_Source records:_

═══

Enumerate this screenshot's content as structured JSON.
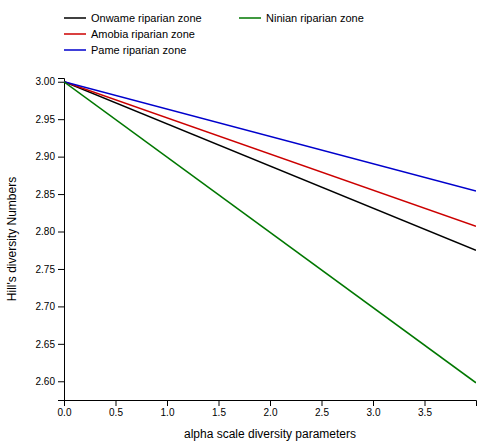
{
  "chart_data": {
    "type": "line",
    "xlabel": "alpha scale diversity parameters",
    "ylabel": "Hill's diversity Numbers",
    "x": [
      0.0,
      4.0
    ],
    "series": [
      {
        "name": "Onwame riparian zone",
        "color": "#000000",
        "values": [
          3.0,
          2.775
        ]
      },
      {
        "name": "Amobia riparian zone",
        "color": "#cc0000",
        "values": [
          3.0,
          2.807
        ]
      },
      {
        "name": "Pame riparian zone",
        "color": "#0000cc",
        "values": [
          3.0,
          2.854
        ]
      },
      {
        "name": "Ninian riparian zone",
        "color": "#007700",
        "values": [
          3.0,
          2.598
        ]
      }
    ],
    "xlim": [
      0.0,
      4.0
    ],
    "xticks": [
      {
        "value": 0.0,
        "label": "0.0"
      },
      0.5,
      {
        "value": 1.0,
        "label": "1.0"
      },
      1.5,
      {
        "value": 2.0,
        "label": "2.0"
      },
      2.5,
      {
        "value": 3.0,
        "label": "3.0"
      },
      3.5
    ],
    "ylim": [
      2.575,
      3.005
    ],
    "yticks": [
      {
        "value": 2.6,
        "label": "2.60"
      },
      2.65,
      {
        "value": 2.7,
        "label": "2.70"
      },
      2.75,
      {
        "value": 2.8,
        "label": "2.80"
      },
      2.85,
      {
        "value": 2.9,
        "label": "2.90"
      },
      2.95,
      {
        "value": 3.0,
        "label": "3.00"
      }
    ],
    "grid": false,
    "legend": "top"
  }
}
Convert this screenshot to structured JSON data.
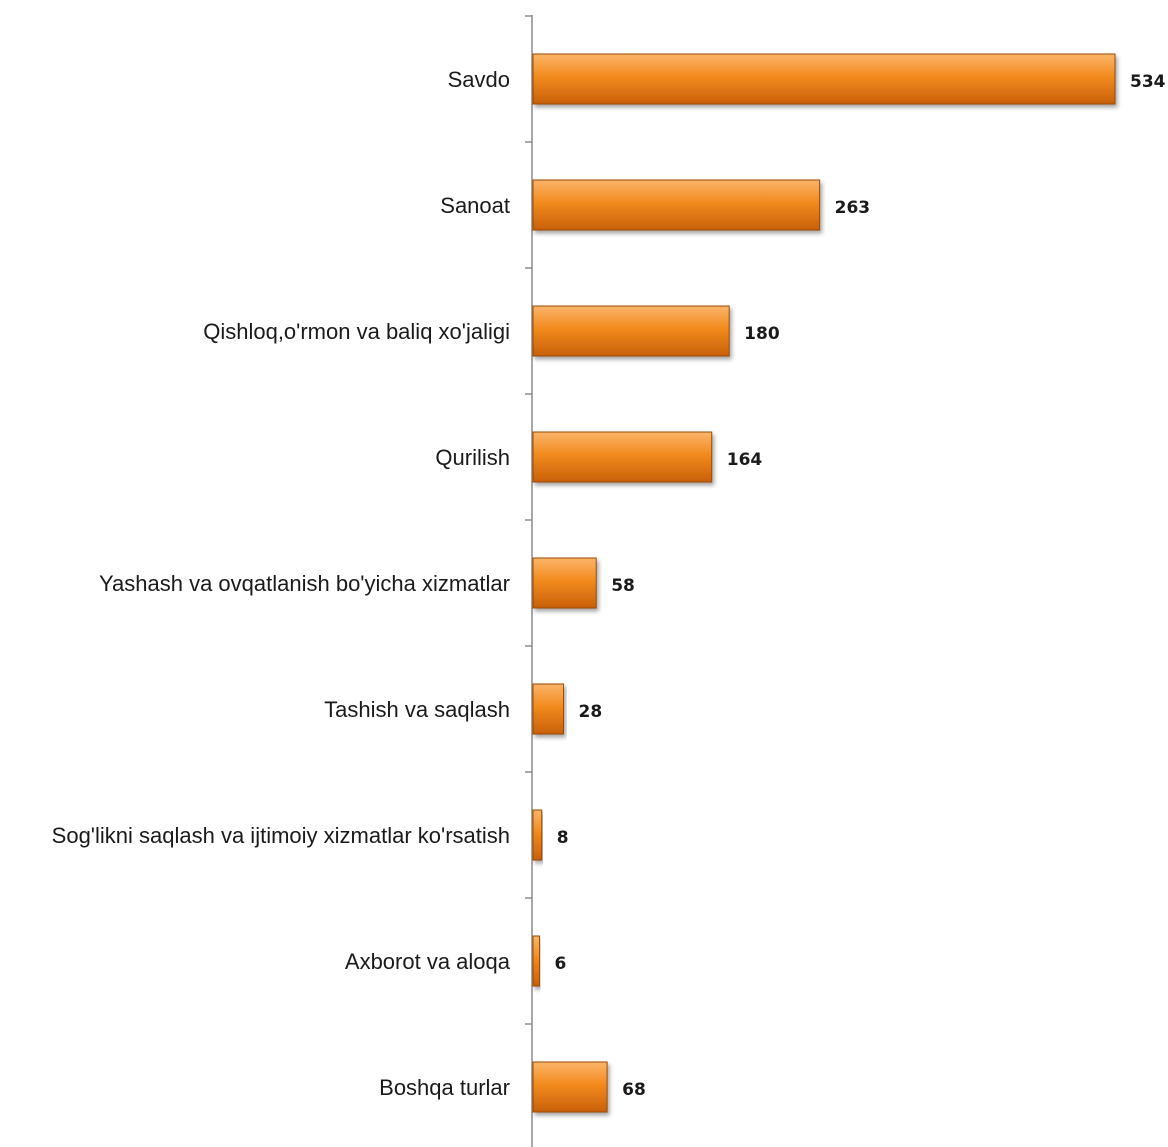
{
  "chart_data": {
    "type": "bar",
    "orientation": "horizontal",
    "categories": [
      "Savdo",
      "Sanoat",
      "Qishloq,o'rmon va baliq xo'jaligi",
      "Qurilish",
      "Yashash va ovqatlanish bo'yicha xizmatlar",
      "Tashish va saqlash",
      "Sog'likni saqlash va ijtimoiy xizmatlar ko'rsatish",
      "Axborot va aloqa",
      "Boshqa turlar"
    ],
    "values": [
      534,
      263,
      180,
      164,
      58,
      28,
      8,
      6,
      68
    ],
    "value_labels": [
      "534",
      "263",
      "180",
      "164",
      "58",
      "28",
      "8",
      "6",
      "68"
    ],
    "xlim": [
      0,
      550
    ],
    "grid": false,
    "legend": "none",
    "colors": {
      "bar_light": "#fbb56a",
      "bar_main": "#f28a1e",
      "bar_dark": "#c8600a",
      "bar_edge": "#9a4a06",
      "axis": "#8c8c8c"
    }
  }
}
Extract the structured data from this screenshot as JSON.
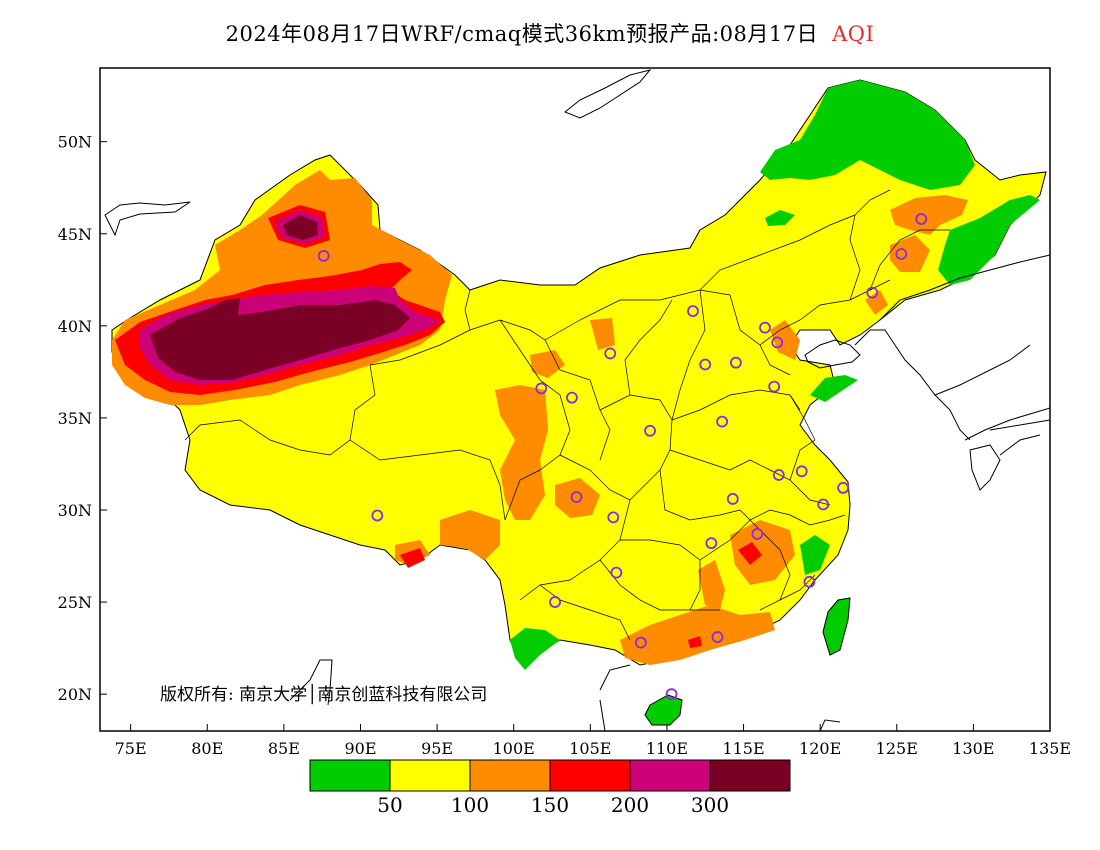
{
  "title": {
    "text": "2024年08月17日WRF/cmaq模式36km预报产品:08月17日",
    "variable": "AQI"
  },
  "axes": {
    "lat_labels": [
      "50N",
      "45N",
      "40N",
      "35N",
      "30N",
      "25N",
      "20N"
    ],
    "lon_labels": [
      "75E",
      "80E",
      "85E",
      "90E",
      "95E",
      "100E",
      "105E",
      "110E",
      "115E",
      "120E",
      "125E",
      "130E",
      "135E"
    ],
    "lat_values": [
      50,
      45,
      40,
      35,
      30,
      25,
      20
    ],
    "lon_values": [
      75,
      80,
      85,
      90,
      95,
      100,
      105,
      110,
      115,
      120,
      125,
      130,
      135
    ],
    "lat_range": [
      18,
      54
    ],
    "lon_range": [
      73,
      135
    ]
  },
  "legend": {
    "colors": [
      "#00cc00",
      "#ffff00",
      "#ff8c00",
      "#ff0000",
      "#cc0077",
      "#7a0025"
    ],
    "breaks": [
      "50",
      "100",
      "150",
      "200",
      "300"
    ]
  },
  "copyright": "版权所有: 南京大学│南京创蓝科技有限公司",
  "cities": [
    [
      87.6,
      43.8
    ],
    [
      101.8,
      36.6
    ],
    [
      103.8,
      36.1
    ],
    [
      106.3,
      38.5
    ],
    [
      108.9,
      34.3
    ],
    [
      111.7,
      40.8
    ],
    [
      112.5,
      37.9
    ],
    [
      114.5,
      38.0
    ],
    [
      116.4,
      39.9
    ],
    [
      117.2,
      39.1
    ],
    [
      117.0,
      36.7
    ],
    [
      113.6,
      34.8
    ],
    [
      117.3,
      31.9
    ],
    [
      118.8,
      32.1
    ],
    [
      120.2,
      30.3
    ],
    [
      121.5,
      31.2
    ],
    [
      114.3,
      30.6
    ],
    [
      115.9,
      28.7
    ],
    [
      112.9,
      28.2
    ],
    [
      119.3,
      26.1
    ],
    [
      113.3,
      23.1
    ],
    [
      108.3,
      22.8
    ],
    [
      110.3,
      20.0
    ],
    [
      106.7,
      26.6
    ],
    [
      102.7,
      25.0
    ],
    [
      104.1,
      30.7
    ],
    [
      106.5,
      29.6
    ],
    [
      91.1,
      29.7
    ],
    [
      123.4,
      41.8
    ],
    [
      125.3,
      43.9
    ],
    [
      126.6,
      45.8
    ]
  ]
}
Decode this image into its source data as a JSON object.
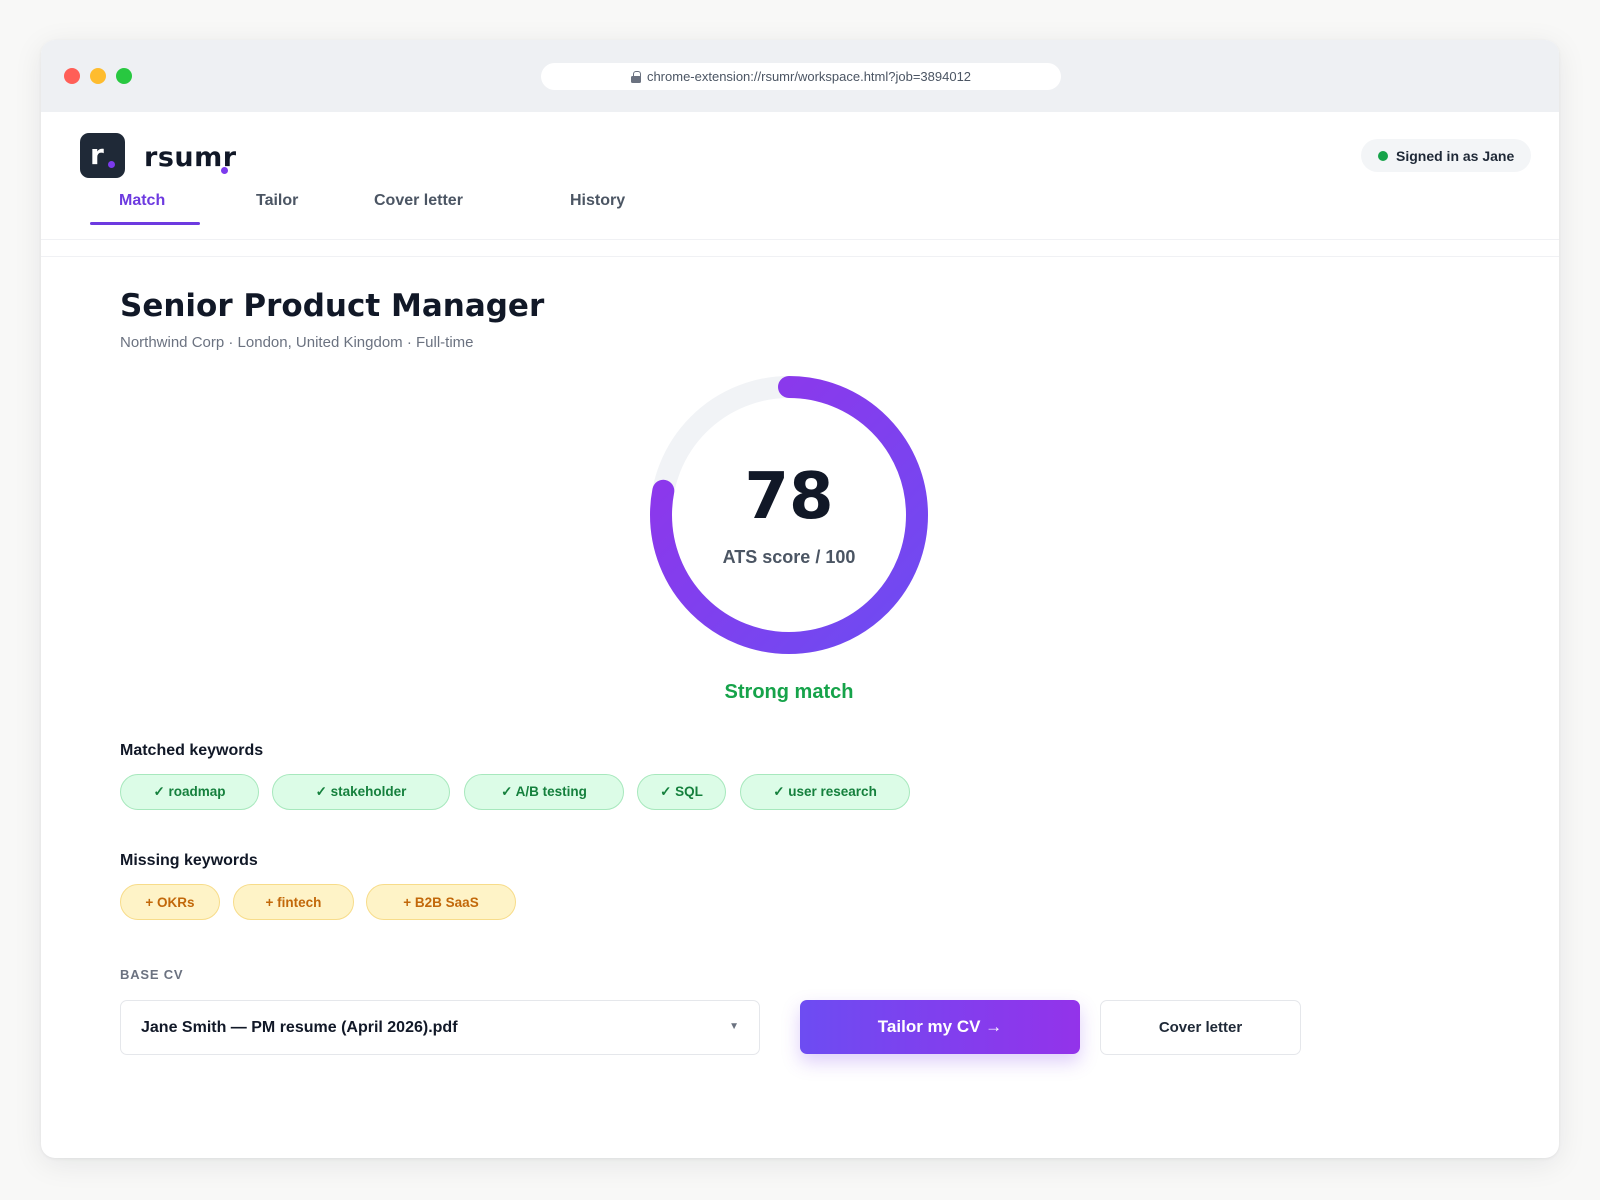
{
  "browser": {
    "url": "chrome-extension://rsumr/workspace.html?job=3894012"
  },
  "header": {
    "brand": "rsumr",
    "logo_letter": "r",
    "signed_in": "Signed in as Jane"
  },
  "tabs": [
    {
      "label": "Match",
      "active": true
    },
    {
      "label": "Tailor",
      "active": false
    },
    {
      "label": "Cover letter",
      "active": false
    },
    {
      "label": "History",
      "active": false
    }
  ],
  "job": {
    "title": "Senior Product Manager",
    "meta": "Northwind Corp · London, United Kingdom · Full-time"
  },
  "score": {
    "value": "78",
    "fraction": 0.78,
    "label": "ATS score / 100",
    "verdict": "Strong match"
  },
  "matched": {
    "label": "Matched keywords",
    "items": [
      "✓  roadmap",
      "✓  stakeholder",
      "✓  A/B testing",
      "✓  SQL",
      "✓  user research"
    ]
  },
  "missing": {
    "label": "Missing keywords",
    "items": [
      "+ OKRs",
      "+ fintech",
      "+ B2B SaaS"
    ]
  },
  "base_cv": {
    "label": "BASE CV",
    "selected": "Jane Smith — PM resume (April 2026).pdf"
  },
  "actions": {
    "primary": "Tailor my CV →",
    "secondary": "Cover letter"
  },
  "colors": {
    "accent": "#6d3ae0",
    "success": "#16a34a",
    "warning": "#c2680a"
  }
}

═══

Write out the material above again, word for word, minus its pictures.

Enumerate this screenshot's content as structured JSON.
{
  "chart_data": {
    "type": "line",
    "xlabel": "alpha scale diversity parameters",
    "ylabel": "Hill's diversity Numbers",
    "x": [
      0.0,
      4.0
    ],
    "series": [
      {
        "name": "Onwame riparian zone",
        "color": "#000000",
        "values": [
          3.0,
          2.775
        ]
      },
      {
        "name": "Amobia riparian zone",
        "color": "#cc0000",
        "values": [
          3.0,
          2.807
        ]
      },
      {
        "name": "Pame riparian zone",
        "color": "#0000cc",
        "values": [
          3.0,
          2.854
        ]
      },
      {
        "name": "Ninian riparian zone",
        "color": "#007700",
        "values": [
          3.0,
          2.598
        ]
      }
    ],
    "xlim": [
      0.0,
      4.0
    ],
    "xticks": [
      {
        "value": 0.0,
        "label": "0.0"
      },
      0.5,
      {
        "value": 1.0,
        "label": "1.0"
      },
      1.5,
      {
        "value": 2.0,
        "label": "2.0"
      },
      2.5,
      {
        "value": 3.0,
        "label": "3.0"
      },
      3.5
    ],
    "ylim": [
      2.575,
      3.005
    ],
    "yticks": [
      {
        "value": 2.6,
        "label": "2.60"
      },
      2.65,
      {
        "value": 2.7,
        "label": "2.70"
      },
      2.75,
      {
        "value": 2.8,
        "label": "2.80"
      },
      2.85,
      {
        "value": 2.9,
        "label": "2.90"
      },
      2.95,
      {
        "value": 3.0,
        "label": "3.00"
      }
    ],
    "grid": false,
    "legend": "top"
  }
}
Convert this screenshot to structured JSON data.
{
  "chart_data": {
    "type": "bar",
    "orientation": "horizontal",
    "categories": [
      "Savdo",
      "Sanoat",
      "Qishloq,o'rmon va baliq xo'jaligi",
      "Qurilish",
      "Yashash va ovqatlanish bo'yicha xizmatlar",
      "Tashish va saqlash",
      "Sog'likni saqlash va ijtimoiy xizmatlar ko'rsatish",
      "Axborot va aloqa",
      "Boshqa turlar"
    ],
    "values": [
      534,
      263,
      180,
      164,
      58,
      28,
      8,
      6,
      68
    ],
    "value_labels": [
      "534",
      "263",
      "180",
      "164",
      "58",
      "28",
      "8",
      "6",
      "68"
    ],
    "xlim": [
      0,
      550
    ],
    "grid": false,
    "legend": "none",
    "colors": {
      "bar_light": "#fbb56a",
      "bar_main": "#f28a1e",
      "bar_dark": "#c8600a",
      "bar_edge": "#9a4a06",
      "axis": "#8c8c8c"
    }
  }
}
Extract the structured data from this screenshot as JSON.
{
  "title": {
    "text": "2024年08月17日WRF/cmaq模式36km预报产品:08月17日",
    "variable": "AQI"
  },
  "axes": {
    "lat_labels": [
      "50N",
      "45N",
      "40N",
      "35N",
      "30N",
      "25N",
      "20N"
    ],
    "lon_labels": [
      "75E",
      "80E",
      "85E",
      "90E",
      "95E",
      "100E",
      "105E",
      "110E",
      "115E",
      "120E",
      "125E",
      "130E",
      "135E"
    ],
    "lat_values": [
      50,
      45,
      40,
      35,
      30,
      25,
      20
    ],
    "lon_values": [
      75,
      80,
      85,
      90,
      95,
      100,
      105,
      110,
      115,
      120,
      125,
      130,
      135
    ],
    "lat_range": [
      18,
      54
    ],
    "lon_range": [
      73,
      135
    ]
  },
  "legend": {
    "colors": [
      "#00cc00",
      "#ffff00",
      "#ff8c00",
      "#ff0000",
      "#cc0077",
      "#7a0025"
    ],
    "breaks": [
      "50",
      "100",
      "150",
      "200",
      "300"
    ]
  },
  "copyright": "版权所有: 南京大学│南京创蓝科技有限公司",
  "cities": [
    [
      87.6,
      43.8
    ],
    [
      101.8,
      36.6
    ],
    [
      103.8,
      36.1
    ],
    [
      106.3,
      38.5
    ],
    [
      108.9,
      34.3
    ],
    [
      111.7,
      40.8
    ],
    [
      112.5,
      37.9
    ],
    [
      114.5,
      38.0
    ],
    [
      116.4,
      39.9
    ],
    [
      117.2,
      39.1
    ],
    [
      117.0,
      36.7
    ],
    [
      113.6,
      34.8
    ],
    [
      117.3,
      31.9
    ],
    [
      118.8,
      32.1
    ],
    [
      120.2,
      30.3
    ],
    [
      121.5,
      31.2
    ],
    [
      114.3,
      30.6
    ],
    [
      115.9,
      28.7
    ],
    [
      112.9,
      28.2
    ],
    [
      119.3,
      26.1
    ],
    [
      113.3,
      23.1
    ],
    [
      108.3,
      22.8
    ],
    [
      110.3,
      20.0
    ],
    [
      106.7,
      26.6
    ],
    [
      102.7,
      25.0
    ],
    [
      104.1,
      30.7
    ],
    [
      106.5,
      29.6
    ],
    [
      91.1,
      29.7
    ],
    [
      123.4,
      41.8
    ],
    [
      125.3,
      43.9
    ],
    [
      126.6,
      45.8
    ]
  ]
}
Decode this image into its source data as a JSON object.
{
  "browser": {
    "url": "chrome-extension://rsumr/workspace.html?job=3894012"
  },
  "header": {
    "brand": "rsumr",
    "logo_letter": "r",
    "signed_in": "Signed in as Jane"
  },
  "tabs": [
    {
      "label": "Match",
      "active": true
    },
    {
      "label": "Tailor",
      "active": false
    },
    {
      "label": "Cover letter",
      "active": false
    },
    {
      "label": "History",
      "active": false
    }
  ],
  "job": {
    "title": "Senior Product Manager",
    "meta": "Northwind Corp · London, United Kingdom · Full-time"
  },
  "score": {
    "value": "78",
    "fraction": 0.78,
    "label": "ATS score / 100",
    "verdict": "Strong match"
  },
  "matched": {
    "label": "Matched keywords",
    "items": [
      "✓  roadmap",
      "✓  stakeholder",
      "✓  A/B testing",
      "✓  SQL",
      "✓  user research"
    ]
  },
  "missing": {
    "label": "Missing keywords",
    "items": [
      "+ OKRs",
      "+ fintech",
      "+ B2B SaaS"
    ]
  },
  "base_cv": {
    "label": "BASE CV",
    "selected": "Jane Smith — PM resume (April 2026).pdf"
  },
  "actions": {
    "primary": "Tailor my CV →",
    "secondary": "Cover letter"
  },
  "colors": {
    "accent": "#6d3ae0",
    "success": "#16a34a",
    "warning": "#c2680a"
  }
}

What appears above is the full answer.